▸ **Short problem**
Reproduce every line of the listing below verbatim, omitting the picture.
+++++
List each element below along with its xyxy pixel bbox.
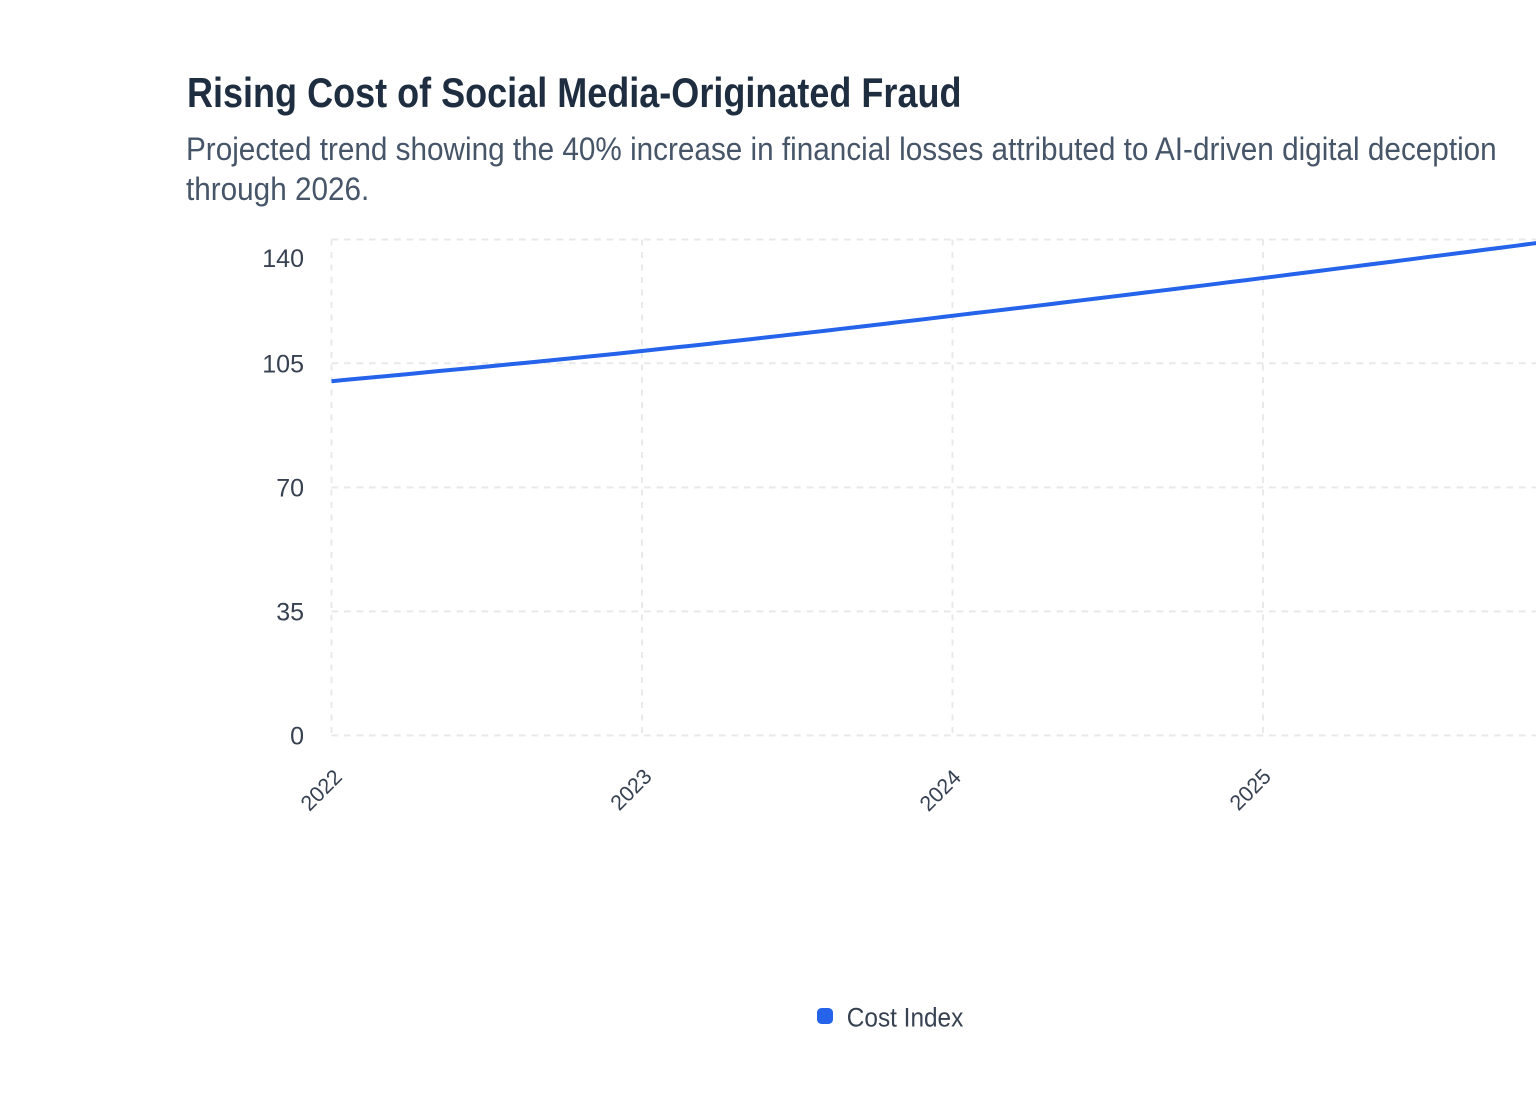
svg-text:105: 105 bbox=[262, 350, 304, 378]
svg-text:Cost Index: Cost Index bbox=[847, 1002, 964, 1032]
svg-text:140: 140 bbox=[262, 245, 304, 273]
svg-text:35: 35 bbox=[276, 599, 304, 627]
svg-text:2025: 2025 bbox=[1225, 764, 1276, 815]
svg-text:2023: 2023 bbox=[606, 764, 657, 815]
svg-text:0: 0 bbox=[290, 723, 304, 751]
svg-text:2022: 2022 bbox=[296, 765, 347, 816]
svg-text:70: 70 bbox=[276, 475, 304, 503]
svg-text:2024: 2024 bbox=[915, 765, 966, 816]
+++++
▸ **The answer**
List each element below along with its xyxy pixel bbox.
svg-text:105: 105 bbox=[262, 350, 304, 378]
svg-text:Cost Index: Cost Index bbox=[847, 1002, 964, 1032]
svg-text:140: 140 bbox=[262, 245, 304, 273]
svg-text:35: 35 bbox=[276, 599, 304, 627]
svg-text:2025: 2025 bbox=[1225, 764, 1276, 815]
svg-text:2023: 2023 bbox=[606, 764, 657, 815]
svg-text:0: 0 bbox=[290, 723, 304, 751]
svg-text:2022: 2022 bbox=[296, 765, 347, 816]
svg-text:70: 70 bbox=[276, 475, 304, 503]
svg-text:2024: 2024 bbox=[915, 765, 966, 816]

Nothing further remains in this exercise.